«Blown, battered and bottled: the artists who catch the wind« by Philip Oltermann, The Guardian
„We’re like crystal, we break easy“
This is the melancholic metaphor that opens the song by the rock band New Order, released in 2001. Contrary to the programmatic label, the text tells of the instability of relationships and an immense yearning for love. The never-ending call “keep it coming, keep it coming” leaves the image of an emotionally unfulfilled world that has lost its closeness.
It seems that Karin Fisslthaler is looking for a visual echo to this metaphor in her artistic work. Deeply cinematically influenced, one thing resonates above all else for her in the picture of the crystal: the Deleuzian definition of the filmic crystal image with its thousand-fold refractions. As such, the philosopher describes situations on the canvas in which what is currently experienced, past and imagined appears alongside each other, superimposes itself or penetrates to the point of dissolution. Things that seem to have been taken from other times and spaces are particularly important. On the back of them, memories and associations unfold. They break open the experience of the present. At the same time, however, they enclose the individual in his or her personal experience horizon. Threats to subjective stability or, in other words, the fragility of human existence are also an issue here.

DIRECTIONS:
(a) Answer these questions from the text on Karin Fisslthaler:
(i) In what year was the New Order song released?
(ii) What definition of the filmic crystal image resonates above all else for Fisslthaler?
(iii) What call in the song is described as never-ending?
(b) Decide whether each statement agrees with the text on Karin Fisslthaler, and support each yes or no with a quotation from the text:
(i) The song's text tells of stable, lasting relationships.
(ii) Things that seem taken from other times and spaces are given particular importance.
(iii) The crystal metaphor comes at the end of the New Order song.
(c) Carry the text on Karin Fisslthaler forward from its final sentence.
The entries that come after the text on Karin Fisslthaler are separate material and are not part of it.

Raw records:
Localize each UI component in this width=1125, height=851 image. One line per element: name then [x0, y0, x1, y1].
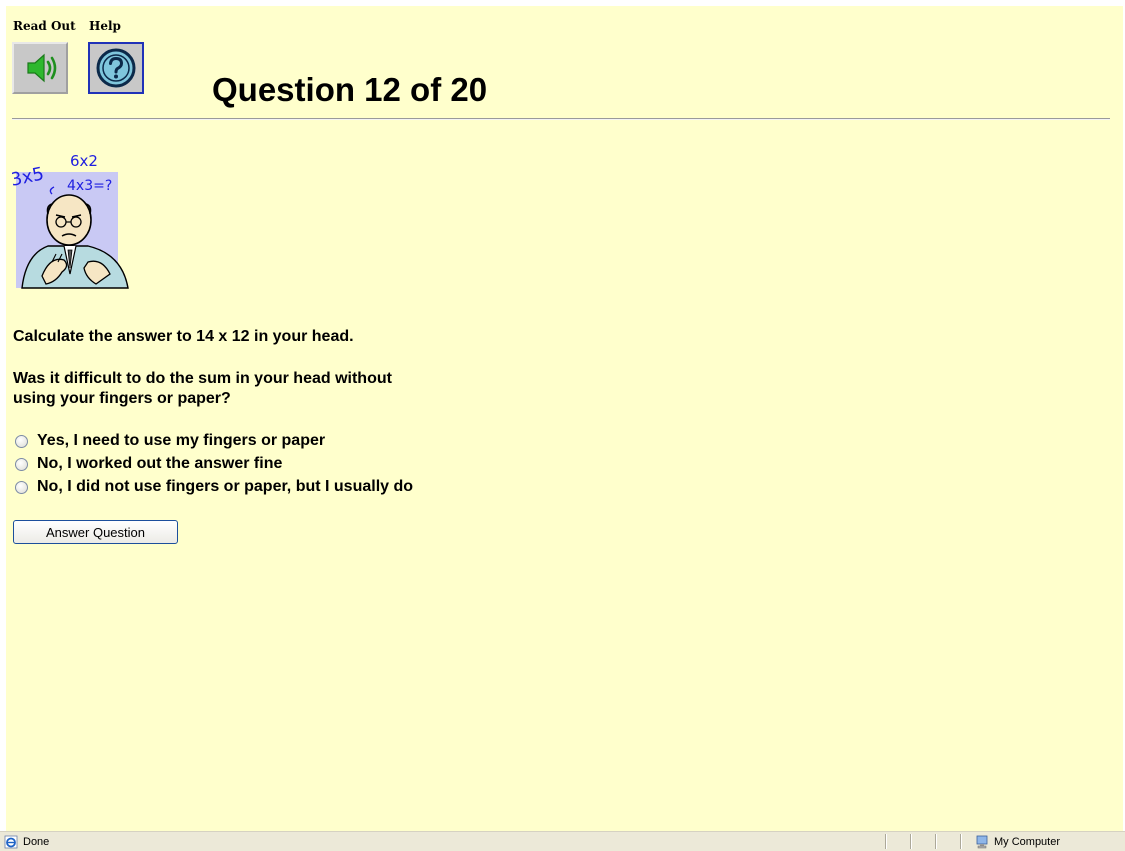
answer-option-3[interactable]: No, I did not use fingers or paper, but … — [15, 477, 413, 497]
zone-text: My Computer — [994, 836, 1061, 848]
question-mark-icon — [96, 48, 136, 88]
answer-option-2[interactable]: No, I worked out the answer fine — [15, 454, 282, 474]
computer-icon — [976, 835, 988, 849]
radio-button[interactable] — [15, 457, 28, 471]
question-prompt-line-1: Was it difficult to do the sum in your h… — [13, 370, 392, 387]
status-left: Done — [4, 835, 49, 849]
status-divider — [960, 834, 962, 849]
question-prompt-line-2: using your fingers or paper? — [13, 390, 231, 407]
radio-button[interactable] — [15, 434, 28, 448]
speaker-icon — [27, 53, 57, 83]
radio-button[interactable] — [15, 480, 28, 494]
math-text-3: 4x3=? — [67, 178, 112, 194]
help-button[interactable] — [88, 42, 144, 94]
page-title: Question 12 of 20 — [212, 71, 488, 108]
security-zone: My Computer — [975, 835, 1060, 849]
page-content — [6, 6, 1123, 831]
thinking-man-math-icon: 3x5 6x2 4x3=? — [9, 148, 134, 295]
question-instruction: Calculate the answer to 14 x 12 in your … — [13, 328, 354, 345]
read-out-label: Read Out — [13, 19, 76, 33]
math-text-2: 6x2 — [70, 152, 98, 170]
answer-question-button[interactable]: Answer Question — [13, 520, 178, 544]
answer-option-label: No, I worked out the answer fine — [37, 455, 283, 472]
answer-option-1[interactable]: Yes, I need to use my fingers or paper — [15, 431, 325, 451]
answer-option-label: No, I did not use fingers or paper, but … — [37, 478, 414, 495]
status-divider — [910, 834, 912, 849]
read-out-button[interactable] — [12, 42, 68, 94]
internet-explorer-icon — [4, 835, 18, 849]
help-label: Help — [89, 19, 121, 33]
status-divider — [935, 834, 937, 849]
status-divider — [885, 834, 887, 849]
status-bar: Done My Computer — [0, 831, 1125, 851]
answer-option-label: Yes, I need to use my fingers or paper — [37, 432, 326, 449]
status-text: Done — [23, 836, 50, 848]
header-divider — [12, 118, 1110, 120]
==
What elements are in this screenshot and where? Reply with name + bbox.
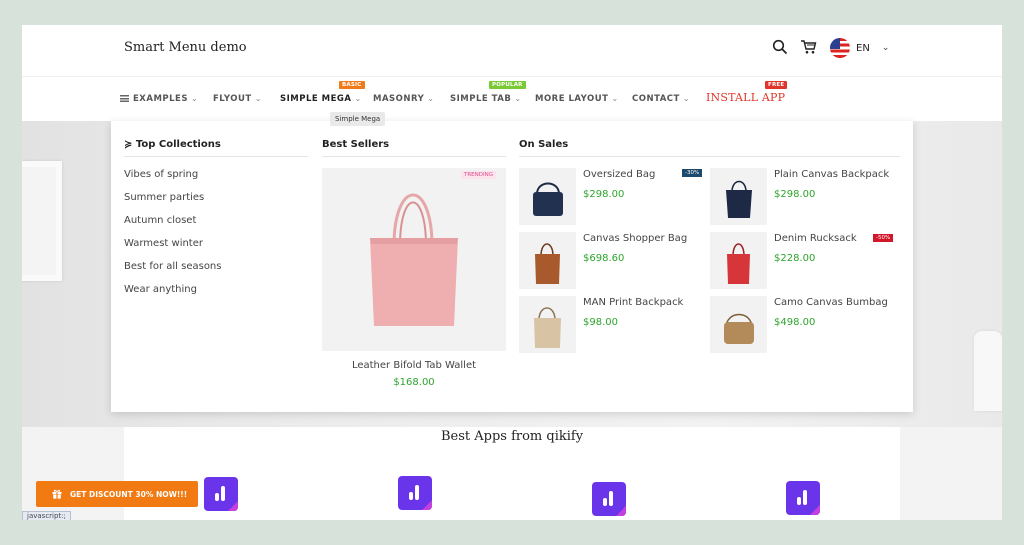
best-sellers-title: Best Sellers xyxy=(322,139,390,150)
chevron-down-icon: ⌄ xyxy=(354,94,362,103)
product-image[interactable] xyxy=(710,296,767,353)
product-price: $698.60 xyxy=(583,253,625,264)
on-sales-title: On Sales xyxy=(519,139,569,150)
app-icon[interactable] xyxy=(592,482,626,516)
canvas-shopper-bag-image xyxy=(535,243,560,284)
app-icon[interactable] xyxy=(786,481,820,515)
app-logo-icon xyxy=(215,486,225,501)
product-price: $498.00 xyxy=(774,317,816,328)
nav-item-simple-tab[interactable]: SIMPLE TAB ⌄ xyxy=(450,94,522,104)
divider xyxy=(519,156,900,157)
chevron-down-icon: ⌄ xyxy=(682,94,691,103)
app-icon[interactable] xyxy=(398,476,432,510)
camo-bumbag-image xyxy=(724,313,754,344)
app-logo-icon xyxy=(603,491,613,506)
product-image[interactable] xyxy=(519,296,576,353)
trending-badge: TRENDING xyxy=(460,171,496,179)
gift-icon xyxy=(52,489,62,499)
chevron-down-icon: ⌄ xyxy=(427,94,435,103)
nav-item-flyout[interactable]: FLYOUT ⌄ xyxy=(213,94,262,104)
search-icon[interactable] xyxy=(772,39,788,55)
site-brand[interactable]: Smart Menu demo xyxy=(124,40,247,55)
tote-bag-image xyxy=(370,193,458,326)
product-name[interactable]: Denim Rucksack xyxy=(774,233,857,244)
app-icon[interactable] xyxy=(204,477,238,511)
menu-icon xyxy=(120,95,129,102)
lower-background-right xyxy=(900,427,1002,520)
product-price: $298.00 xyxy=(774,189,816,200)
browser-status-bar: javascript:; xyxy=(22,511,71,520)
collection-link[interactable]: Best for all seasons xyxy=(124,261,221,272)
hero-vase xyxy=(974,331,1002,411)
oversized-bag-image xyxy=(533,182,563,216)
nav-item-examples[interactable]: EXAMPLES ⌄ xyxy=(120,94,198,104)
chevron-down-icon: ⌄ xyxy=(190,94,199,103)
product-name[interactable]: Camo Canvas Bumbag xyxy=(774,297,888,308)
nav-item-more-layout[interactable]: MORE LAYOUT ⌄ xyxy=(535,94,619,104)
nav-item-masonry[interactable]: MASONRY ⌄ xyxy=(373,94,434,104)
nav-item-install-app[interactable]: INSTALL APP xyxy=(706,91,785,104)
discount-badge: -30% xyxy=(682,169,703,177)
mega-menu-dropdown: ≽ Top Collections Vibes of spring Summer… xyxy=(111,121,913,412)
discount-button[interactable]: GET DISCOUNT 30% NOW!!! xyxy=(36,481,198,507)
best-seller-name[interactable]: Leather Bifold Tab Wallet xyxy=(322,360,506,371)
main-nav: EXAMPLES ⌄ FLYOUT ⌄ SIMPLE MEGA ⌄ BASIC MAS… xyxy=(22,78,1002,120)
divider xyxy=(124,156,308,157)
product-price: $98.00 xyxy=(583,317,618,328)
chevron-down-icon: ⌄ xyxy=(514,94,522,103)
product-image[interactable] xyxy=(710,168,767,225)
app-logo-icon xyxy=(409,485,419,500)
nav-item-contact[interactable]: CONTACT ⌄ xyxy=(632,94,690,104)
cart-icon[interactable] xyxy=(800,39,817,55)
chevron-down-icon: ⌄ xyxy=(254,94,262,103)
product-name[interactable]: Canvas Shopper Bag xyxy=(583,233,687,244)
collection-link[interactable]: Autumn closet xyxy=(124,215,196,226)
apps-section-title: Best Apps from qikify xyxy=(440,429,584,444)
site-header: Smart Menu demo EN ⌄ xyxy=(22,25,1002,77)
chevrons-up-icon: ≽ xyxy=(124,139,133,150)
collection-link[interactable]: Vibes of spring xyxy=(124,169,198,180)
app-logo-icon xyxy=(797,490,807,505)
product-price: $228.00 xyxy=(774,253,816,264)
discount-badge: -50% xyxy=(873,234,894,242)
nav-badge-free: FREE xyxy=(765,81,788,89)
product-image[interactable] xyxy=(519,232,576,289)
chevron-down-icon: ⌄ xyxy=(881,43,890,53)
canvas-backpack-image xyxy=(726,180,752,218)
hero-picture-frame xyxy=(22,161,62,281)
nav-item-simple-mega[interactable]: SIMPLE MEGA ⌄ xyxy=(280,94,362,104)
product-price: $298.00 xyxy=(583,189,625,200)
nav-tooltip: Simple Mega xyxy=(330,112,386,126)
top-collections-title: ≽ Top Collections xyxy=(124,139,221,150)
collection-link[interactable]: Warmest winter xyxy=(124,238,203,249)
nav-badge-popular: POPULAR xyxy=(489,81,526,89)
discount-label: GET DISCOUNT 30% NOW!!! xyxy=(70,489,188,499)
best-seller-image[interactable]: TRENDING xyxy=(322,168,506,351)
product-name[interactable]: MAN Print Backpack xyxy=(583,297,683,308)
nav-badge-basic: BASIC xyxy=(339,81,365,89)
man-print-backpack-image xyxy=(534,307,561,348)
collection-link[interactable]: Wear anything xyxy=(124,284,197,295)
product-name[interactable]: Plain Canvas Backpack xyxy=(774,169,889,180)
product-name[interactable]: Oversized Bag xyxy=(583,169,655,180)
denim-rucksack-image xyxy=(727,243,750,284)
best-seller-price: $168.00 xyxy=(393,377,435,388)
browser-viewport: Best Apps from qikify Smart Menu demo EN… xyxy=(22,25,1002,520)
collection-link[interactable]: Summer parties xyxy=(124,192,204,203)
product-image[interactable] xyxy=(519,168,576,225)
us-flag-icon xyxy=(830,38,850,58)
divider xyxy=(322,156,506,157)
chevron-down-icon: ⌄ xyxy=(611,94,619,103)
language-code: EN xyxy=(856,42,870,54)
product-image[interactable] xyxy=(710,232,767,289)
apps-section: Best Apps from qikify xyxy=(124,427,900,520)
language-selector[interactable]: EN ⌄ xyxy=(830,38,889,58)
---
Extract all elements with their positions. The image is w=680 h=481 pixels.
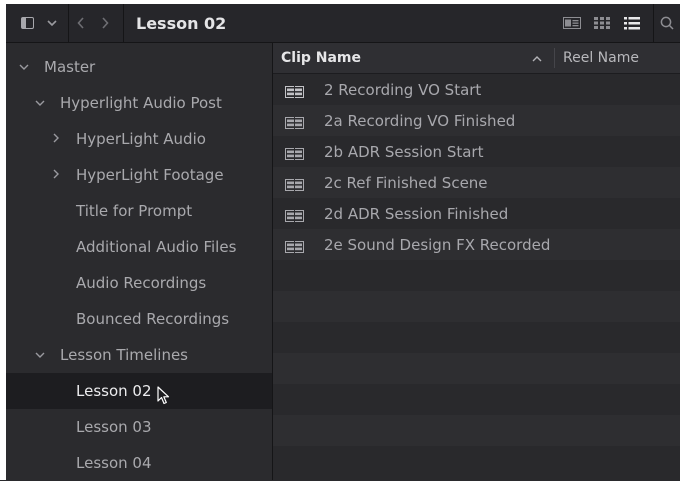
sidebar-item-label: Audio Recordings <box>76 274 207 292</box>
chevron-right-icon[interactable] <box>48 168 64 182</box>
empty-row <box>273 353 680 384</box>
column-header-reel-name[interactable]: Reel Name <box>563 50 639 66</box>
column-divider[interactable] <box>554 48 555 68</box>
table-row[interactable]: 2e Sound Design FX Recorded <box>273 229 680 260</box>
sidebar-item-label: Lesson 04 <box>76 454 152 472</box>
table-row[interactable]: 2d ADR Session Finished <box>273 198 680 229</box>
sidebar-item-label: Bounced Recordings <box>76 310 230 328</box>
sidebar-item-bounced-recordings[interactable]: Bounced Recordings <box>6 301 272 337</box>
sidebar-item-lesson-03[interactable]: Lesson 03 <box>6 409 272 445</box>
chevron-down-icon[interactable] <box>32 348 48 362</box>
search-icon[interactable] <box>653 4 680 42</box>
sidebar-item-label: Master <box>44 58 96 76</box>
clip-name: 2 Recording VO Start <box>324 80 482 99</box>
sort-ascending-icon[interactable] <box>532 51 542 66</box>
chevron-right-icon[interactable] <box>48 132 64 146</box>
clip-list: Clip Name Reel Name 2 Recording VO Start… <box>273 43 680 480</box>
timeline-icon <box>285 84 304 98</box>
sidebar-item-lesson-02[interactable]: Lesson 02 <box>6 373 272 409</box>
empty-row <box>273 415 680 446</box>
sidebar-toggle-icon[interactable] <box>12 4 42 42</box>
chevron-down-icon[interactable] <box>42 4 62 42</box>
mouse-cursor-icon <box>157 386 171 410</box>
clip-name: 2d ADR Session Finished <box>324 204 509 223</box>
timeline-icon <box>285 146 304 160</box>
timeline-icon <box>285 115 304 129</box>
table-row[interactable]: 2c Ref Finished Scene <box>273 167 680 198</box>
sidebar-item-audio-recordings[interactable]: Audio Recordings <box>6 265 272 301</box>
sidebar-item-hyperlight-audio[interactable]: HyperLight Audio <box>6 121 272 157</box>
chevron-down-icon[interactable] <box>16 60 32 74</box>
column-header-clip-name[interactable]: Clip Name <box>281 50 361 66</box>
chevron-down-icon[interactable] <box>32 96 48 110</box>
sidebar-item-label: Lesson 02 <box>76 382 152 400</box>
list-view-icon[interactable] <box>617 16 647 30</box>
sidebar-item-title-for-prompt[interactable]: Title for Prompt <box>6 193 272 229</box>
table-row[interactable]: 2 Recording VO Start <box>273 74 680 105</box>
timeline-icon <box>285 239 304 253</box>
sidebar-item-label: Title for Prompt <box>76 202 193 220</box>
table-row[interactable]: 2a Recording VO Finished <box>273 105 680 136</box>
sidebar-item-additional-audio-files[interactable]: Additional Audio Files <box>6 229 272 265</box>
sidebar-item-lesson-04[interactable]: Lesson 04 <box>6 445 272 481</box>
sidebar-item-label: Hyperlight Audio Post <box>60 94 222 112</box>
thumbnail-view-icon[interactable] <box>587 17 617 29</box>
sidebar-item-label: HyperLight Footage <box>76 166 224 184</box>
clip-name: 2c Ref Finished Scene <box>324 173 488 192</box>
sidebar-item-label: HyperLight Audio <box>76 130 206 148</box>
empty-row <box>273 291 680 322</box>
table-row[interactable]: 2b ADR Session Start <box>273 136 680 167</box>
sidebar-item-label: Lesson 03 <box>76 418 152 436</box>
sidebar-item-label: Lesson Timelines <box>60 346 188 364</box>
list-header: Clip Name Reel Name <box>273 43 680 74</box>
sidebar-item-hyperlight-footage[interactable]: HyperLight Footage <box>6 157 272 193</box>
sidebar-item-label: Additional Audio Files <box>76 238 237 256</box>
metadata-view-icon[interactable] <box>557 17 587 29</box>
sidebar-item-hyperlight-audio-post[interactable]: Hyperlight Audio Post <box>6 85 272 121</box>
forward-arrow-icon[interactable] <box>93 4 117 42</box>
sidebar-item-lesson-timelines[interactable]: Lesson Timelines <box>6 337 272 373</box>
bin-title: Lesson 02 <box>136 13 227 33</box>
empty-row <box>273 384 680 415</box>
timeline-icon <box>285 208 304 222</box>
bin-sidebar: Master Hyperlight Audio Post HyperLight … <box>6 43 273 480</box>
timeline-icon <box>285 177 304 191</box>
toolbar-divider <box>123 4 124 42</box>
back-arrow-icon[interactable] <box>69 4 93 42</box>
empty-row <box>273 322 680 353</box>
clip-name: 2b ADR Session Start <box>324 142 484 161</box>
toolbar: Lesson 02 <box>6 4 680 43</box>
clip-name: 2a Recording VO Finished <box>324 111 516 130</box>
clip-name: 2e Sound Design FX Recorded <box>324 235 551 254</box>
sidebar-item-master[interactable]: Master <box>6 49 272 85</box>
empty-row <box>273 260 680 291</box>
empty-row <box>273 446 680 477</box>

RESPONSES BY TASK:
(a)
(i) 2001
(ii) The Deleuzian definition, with its thousand-fold refractions
(iii) "keep it coming, keep it coming"

(b)
(i) No: "the text tells of the instability of relationships and an immense yearning for love."
(ii) Yes: "Things that seem to have been taken from other times and spaces are particularly important."
(iii) No: "This is the melancholic metaphor that opens the song by the rock band New Order"

(c)
The work Kollektion is a good example of how the artist realises Deleuz’s film theory. The title comes from the fashion industry and refers to a coordinated compilation of samples. However, the “commodity” that Fisslthaler is dealing with is of a highly unusual nature. In the depths of a small showcase, hands and arms of different lengths spread out. With the greatest precision and the finest instruments, she has separated out the artist from printed works that she finds in waste paper, antiquarian bookshops and flea markets. Removed from the cycle of everyday life, they have not yet found their way into a well-ordered archive,. In their papery corporeality, coloured and black and white, these “cut outs” bear the fingerprints of a recently lived life. In addition, there is the fact that they are not fixed flat on a neutral substrate. Freely moveable and haptically experienceable, they claim the right to an independent existence. After all, they are unique. And even more: gestures and signs very concretely mould the invisible objects of their desires. The stimulation could not be greater! Torn out of foreign bodies, they express themselves as surrogates of various different life situations. The mysterious realm of collective memories that have not yet been processed opens up. We seem to have encountered every single arm once. Fisslthaler fishes in the pool of our imaginations.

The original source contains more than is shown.